» Short exercise
Type out all the records word for word. Any pictures are to be left out.

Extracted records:
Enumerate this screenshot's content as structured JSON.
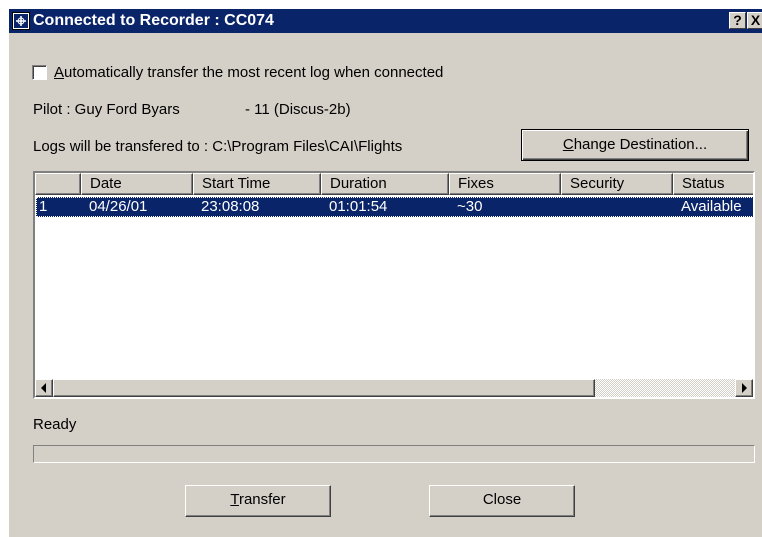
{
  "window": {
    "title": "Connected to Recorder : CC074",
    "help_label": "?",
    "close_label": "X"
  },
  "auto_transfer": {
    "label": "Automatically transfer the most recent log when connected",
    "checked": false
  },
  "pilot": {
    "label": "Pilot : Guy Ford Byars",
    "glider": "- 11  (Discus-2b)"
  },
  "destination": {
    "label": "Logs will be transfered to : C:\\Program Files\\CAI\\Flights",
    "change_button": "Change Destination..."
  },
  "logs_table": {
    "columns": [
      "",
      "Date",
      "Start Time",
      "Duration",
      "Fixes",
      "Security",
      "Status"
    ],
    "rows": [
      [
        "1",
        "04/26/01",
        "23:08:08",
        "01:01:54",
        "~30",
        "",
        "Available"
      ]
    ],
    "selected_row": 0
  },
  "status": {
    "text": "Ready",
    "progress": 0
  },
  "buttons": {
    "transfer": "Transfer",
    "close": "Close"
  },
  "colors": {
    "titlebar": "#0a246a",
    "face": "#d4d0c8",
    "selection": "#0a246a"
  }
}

» Reply to the exercise
Enumerate this screenshot's content as structured JSON.
{
  "window": {
    "title": "Connected to Recorder : CC074",
    "help_label": "?",
    "close_label": "X"
  },
  "auto_transfer": {
    "label": "Automatically transfer the most recent log when connected",
    "checked": false
  },
  "pilot": {
    "label": "Pilot : Guy Ford Byars",
    "glider": "- 11  (Discus-2b)"
  },
  "destination": {
    "label": "Logs will be transfered to : C:\\Program Files\\CAI\\Flights",
    "change_button": "Change Destination..."
  },
  "logs_table": {
    "columns": [
      "",
      "Date",
      "Start Time",
      "Duration",
      "Fixes",
      "Security",
      "Status"
    ],
    "rows": [
      [
        "1",
        "04/26/01",
        "23:08:08",
        "01:01:54",
        "~30",
        "",
        "Available"
      ]
    ],
    "selected_row": 0
  },
  "status": {
    "text": "Ready",
    "progress": 0
  },
  "buttons": {
    "transfer": "Transfer",
    "close": "Close"
  },
  "colors": {
    "titlebar": "#0a246a",
    "face": "#d4d0c8",
    "selection": "#0a246a"
  }
}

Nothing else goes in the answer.